■ **Exercise brief**
Copy out the lines that have "last" in them.

■ **Dataset entries**
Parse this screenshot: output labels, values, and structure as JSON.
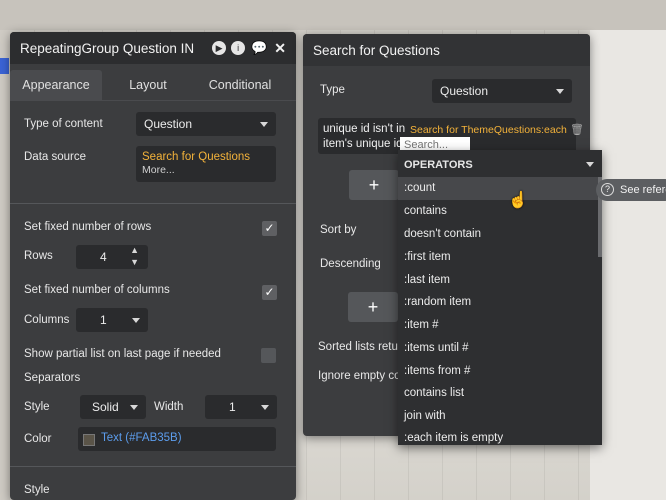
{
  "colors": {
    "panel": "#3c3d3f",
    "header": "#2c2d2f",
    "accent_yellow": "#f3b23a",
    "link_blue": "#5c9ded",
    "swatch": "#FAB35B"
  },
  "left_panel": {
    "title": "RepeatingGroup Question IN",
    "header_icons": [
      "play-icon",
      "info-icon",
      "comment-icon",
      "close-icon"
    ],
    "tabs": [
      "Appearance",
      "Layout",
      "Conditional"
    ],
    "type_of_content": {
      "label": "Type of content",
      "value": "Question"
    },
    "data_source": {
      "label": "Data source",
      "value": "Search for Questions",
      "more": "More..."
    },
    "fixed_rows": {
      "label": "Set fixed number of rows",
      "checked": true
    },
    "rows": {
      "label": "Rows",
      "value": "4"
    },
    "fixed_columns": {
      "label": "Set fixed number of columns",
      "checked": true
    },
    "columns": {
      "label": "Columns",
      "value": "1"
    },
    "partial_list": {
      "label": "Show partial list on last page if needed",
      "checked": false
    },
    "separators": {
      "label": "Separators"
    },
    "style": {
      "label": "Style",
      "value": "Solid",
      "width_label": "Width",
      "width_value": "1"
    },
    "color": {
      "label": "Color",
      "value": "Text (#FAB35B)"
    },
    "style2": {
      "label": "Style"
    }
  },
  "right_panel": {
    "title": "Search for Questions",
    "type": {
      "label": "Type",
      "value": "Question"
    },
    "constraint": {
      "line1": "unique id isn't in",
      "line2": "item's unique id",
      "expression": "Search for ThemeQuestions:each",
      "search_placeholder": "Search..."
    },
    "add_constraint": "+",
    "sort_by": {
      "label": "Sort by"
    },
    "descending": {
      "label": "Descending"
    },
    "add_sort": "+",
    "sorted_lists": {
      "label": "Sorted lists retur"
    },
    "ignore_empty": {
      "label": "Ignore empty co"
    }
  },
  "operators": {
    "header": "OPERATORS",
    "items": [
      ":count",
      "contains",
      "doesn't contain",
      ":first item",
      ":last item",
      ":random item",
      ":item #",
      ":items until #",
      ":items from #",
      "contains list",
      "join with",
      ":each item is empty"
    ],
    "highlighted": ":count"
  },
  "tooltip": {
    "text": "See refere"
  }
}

■ **Response to this exercise**
      "label": "Show partial list on last page if needed",
      ":last item",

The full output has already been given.